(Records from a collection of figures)

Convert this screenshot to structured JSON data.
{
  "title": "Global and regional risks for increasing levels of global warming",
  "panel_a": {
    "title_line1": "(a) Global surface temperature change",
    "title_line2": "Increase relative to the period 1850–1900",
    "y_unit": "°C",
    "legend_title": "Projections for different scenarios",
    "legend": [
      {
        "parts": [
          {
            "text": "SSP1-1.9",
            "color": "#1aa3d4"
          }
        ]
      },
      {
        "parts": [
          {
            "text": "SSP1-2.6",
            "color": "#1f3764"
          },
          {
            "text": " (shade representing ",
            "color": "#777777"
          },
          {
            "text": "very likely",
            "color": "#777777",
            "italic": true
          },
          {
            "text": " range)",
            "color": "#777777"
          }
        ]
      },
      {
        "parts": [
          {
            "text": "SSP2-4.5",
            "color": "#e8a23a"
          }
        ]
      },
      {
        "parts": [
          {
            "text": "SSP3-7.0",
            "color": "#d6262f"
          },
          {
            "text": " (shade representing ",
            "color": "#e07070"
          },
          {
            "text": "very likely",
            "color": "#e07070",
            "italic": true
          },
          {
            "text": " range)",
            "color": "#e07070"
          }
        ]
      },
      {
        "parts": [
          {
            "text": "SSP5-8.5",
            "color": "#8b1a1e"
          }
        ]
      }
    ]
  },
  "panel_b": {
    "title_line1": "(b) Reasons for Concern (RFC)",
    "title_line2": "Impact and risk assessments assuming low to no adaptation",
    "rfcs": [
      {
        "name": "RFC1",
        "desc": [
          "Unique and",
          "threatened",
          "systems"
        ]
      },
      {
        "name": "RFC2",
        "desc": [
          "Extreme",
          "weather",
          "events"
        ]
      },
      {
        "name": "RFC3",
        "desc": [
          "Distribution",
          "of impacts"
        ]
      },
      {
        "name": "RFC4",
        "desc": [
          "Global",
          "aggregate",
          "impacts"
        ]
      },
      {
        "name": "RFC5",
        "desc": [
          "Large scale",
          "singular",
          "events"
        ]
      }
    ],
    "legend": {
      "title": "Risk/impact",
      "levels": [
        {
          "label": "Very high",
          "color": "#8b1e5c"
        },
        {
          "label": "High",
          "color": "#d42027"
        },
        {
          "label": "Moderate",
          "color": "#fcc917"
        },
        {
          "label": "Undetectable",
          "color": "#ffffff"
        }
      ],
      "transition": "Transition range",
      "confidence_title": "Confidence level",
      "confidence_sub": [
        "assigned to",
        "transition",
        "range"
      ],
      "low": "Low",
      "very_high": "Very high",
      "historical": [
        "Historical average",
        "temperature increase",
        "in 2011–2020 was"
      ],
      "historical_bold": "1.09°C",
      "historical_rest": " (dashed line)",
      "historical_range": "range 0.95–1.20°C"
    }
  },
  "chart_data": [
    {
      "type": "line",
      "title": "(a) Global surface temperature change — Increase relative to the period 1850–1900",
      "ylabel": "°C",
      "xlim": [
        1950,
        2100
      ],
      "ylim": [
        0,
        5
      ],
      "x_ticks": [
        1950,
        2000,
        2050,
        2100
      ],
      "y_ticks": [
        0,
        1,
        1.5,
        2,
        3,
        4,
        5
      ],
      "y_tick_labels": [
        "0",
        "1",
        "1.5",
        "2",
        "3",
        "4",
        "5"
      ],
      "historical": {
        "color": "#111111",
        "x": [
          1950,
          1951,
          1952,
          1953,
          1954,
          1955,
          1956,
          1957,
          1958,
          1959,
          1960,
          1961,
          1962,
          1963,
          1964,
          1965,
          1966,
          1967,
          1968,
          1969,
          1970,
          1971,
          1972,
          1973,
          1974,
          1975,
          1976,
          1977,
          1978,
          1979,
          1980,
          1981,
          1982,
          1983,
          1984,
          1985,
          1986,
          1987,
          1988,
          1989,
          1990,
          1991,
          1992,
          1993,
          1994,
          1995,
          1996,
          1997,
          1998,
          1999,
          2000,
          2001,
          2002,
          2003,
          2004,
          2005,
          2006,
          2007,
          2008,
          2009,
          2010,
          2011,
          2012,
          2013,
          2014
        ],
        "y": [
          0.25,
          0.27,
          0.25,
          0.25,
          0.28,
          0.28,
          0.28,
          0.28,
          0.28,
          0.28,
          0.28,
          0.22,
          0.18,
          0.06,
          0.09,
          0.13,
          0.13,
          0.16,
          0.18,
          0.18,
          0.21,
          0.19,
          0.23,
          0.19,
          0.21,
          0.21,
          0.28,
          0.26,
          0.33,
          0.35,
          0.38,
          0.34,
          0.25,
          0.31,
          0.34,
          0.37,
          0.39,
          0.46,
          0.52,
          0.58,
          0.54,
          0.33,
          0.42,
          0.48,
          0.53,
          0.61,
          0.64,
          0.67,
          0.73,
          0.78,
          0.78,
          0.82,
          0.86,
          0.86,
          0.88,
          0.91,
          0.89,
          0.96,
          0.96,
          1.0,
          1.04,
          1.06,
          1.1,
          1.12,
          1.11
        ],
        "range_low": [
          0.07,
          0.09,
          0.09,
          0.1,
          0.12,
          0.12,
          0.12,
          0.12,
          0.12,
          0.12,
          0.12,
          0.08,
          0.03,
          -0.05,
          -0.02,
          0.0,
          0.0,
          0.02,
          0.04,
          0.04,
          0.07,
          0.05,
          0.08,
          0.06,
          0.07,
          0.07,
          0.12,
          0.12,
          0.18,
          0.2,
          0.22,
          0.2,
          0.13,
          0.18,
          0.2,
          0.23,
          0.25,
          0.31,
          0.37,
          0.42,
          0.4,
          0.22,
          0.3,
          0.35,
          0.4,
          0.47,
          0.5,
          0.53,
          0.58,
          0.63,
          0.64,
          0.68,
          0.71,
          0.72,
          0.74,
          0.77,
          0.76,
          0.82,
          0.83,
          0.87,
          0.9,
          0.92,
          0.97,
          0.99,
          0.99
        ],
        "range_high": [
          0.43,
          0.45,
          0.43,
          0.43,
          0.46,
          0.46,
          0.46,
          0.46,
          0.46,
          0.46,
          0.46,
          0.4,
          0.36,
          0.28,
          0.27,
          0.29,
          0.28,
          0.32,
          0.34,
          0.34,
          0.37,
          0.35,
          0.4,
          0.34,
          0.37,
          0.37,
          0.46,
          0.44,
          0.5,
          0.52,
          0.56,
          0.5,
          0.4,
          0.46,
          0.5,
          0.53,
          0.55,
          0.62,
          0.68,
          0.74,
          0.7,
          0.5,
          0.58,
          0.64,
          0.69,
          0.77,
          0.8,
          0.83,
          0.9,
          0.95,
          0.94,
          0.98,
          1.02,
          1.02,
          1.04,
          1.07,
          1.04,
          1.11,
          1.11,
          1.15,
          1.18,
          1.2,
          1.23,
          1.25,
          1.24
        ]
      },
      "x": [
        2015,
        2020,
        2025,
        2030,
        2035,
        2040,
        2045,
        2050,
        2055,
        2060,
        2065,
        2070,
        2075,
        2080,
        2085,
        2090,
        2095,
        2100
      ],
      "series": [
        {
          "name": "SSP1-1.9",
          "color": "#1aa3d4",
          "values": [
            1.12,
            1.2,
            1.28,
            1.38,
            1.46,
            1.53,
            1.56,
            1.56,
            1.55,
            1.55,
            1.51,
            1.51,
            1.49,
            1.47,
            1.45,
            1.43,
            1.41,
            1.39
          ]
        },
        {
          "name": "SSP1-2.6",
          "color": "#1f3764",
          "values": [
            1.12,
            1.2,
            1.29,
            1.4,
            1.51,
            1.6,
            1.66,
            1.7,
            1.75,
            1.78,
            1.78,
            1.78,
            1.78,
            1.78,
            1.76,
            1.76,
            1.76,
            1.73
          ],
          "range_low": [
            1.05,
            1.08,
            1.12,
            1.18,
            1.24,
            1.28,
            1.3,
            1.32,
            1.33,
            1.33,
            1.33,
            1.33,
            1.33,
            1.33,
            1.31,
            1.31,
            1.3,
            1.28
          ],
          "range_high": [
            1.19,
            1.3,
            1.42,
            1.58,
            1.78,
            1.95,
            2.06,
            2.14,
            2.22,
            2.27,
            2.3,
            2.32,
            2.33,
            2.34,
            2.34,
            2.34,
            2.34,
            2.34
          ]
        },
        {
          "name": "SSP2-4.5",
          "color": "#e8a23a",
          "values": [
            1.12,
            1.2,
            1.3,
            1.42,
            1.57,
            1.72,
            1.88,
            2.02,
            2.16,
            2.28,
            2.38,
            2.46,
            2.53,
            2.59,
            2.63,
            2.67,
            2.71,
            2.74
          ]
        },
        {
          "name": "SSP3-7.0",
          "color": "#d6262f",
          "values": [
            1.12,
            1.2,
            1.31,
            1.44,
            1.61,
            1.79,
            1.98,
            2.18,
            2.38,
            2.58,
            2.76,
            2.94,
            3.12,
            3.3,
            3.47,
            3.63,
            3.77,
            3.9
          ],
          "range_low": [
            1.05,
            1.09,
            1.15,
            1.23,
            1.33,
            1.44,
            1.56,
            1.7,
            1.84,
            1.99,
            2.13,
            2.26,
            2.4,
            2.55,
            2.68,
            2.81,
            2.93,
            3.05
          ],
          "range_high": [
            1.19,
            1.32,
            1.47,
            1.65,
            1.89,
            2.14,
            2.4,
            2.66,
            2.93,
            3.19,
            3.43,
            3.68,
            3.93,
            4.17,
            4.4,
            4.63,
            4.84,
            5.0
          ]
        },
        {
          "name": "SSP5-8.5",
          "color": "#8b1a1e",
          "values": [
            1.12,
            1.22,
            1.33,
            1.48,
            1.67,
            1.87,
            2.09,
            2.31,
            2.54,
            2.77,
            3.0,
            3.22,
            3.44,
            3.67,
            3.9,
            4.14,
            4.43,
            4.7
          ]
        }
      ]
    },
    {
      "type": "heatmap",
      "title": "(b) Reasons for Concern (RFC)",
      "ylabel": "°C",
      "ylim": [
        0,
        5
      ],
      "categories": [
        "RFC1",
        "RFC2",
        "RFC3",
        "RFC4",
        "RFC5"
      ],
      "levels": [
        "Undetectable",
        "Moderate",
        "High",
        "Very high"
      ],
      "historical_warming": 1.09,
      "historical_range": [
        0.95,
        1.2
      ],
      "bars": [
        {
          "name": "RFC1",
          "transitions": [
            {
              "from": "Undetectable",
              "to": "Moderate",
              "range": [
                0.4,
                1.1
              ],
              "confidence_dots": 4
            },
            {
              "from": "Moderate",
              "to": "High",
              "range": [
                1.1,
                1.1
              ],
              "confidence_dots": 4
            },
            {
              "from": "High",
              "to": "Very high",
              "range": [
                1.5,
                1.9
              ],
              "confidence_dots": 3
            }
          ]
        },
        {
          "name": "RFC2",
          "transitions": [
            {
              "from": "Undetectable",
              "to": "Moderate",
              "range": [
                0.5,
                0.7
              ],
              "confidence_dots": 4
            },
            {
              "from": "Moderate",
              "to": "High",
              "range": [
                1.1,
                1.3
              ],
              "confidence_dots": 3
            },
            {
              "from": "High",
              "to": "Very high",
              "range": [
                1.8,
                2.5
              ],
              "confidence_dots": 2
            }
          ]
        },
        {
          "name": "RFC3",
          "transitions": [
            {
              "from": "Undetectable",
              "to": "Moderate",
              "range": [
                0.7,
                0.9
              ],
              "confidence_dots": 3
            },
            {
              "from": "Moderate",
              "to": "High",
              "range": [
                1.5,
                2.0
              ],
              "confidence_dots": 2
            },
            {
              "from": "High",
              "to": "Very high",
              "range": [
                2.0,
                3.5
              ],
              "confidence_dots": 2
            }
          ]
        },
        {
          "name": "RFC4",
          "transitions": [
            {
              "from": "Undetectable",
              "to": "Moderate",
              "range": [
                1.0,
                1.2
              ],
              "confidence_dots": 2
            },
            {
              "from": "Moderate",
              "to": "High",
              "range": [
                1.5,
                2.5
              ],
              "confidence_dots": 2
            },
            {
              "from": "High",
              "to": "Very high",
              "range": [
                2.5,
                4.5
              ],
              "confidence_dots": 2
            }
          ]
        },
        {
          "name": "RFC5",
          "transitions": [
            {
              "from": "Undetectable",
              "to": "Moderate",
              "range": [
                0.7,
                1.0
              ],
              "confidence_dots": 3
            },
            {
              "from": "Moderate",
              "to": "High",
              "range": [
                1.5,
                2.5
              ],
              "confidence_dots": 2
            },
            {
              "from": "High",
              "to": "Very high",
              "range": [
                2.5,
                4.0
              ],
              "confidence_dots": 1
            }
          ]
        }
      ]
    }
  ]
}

> What you should do: Say how many lines have the string "temperature" in them, offering no words beyond the number.

> Solved exercise: 3